** START RECORDS SUPPLIED **

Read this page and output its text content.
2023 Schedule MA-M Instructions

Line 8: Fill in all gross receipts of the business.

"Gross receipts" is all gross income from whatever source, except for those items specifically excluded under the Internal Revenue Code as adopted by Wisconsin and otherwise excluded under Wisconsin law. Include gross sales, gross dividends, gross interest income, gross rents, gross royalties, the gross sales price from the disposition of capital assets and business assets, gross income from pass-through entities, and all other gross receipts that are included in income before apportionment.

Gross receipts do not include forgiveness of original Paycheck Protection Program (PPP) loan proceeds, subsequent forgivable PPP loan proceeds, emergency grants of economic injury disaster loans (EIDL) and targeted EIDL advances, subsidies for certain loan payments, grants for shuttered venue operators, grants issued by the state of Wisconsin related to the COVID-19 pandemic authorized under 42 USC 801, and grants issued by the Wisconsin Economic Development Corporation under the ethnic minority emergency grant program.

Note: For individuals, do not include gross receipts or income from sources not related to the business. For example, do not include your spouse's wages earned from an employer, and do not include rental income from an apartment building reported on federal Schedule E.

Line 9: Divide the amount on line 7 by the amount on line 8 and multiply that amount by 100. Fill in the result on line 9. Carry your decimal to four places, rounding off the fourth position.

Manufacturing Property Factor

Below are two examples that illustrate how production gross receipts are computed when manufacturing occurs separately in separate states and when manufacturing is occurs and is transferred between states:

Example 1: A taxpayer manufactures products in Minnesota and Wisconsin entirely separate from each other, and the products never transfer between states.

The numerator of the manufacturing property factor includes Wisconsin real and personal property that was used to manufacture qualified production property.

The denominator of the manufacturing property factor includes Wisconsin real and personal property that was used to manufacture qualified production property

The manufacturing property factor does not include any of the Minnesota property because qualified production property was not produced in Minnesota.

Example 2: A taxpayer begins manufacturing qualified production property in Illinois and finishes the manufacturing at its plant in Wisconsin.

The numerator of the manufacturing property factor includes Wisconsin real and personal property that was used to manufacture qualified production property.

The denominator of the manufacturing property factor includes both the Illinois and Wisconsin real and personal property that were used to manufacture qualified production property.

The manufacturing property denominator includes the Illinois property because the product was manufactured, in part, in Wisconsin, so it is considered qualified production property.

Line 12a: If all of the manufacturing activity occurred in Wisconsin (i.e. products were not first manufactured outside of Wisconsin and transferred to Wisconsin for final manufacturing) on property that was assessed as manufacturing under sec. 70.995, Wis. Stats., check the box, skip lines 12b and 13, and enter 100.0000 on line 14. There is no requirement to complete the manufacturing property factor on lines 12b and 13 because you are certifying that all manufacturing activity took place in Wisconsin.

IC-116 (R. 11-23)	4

** END RECORDS SUPPLIED **

**YOUR OBJECTIVE:** List every line above that contains the word "products".

**ANSWER FOR THE TASK:**
Example 1: A taxpayer manufactures products in Minnesota and Wisconsin entirely separate from each other, and the products never transfer between states.
Line 12a: If all of the manufacturing activity occurred in Wisconsin (i.e. products were not first manufactured outside of Wisconsin and transferred to Wisconsin for final manufacturing) on property that was assessed as manufacturing under sec. 70.995, Wis. Stats., check the box, skip lines 12b and 13, and enter 100.0000 on line 14. There is no requirement to complete the manufacturing property factor on lines 12b and 13 because you are certifying that all manufacturing activity took place in Wisconsin.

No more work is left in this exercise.